Saved entries:
####################

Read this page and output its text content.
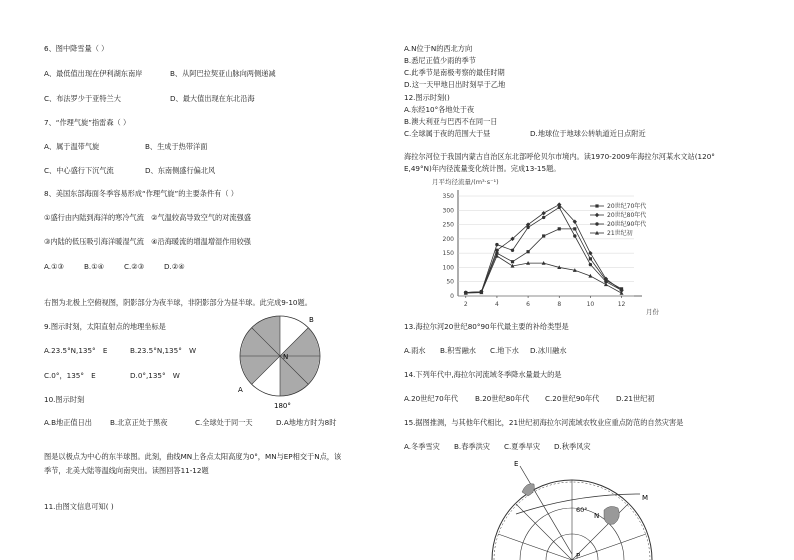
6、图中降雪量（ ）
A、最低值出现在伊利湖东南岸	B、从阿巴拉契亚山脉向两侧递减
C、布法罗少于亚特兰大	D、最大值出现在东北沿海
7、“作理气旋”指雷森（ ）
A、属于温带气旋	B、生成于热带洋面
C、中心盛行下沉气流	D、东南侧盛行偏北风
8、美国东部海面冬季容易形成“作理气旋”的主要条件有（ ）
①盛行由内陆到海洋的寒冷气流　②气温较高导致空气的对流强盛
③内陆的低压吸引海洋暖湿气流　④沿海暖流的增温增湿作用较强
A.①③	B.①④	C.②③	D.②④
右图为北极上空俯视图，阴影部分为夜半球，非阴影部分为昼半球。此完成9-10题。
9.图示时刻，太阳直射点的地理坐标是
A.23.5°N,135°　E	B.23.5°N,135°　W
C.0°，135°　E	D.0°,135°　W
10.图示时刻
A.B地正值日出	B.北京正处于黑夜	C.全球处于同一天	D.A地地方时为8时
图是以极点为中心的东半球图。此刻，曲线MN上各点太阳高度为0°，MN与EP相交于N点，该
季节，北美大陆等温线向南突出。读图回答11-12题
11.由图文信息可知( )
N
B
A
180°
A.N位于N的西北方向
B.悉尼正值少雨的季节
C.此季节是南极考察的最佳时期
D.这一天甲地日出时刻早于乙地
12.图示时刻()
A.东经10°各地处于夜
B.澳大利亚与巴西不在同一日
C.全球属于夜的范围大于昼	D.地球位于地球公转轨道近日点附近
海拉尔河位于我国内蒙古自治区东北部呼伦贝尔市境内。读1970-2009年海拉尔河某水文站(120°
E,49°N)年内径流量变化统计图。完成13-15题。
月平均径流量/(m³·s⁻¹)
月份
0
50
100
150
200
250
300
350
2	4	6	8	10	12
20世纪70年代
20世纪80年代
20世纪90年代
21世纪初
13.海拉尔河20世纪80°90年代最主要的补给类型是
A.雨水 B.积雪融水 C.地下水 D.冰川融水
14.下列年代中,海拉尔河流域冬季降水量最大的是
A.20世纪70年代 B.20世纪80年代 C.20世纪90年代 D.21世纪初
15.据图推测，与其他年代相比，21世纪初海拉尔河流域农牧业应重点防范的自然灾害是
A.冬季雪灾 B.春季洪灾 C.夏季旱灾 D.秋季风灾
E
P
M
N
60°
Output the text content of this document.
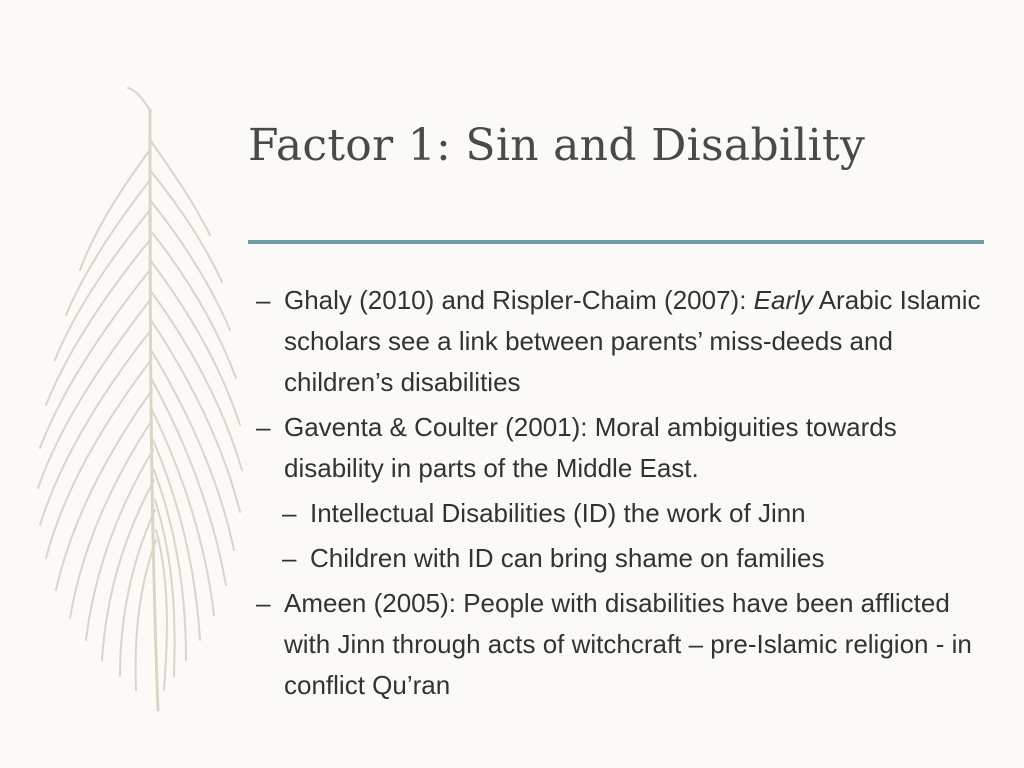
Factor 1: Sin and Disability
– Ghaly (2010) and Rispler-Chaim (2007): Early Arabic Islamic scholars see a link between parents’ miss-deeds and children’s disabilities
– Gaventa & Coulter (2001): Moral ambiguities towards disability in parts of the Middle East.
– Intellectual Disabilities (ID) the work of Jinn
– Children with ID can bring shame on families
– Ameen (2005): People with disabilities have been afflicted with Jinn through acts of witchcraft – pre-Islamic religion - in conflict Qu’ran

####################

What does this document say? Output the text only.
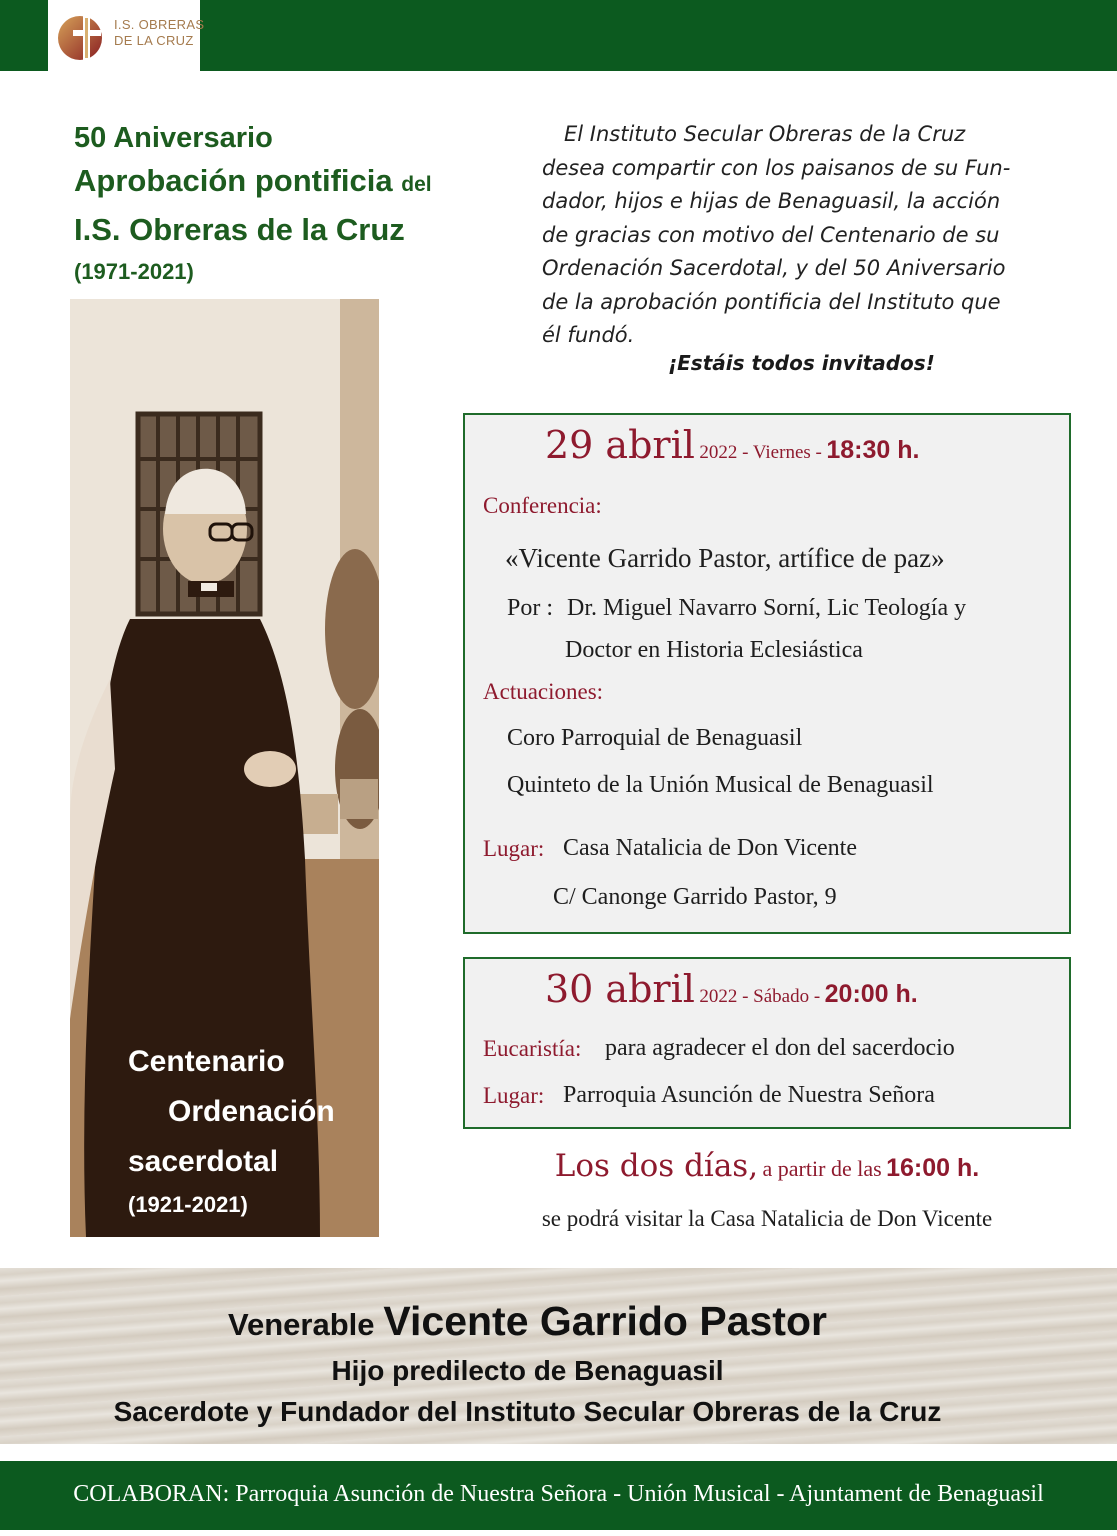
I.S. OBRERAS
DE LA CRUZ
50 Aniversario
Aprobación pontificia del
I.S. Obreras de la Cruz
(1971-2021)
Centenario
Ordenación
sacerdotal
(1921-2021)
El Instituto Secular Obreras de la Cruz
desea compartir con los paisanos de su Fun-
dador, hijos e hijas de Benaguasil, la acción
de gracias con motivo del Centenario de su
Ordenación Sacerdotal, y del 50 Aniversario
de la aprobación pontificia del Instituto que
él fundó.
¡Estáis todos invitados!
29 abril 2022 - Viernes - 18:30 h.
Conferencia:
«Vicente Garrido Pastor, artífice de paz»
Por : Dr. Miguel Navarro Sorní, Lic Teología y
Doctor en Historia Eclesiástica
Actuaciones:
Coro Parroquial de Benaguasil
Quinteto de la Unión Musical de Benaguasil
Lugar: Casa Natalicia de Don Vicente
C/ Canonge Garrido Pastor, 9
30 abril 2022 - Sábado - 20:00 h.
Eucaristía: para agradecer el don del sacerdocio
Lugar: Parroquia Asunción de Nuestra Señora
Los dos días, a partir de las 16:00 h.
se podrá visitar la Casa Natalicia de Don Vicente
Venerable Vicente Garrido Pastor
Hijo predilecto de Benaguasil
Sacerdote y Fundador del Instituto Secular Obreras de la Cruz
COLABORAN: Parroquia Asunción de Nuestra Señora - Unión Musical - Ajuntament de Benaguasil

####################

- **Work to complete**
How many lines of the listing above include the word "Pastor"? Reply with the number alone.

- **Written answer**
3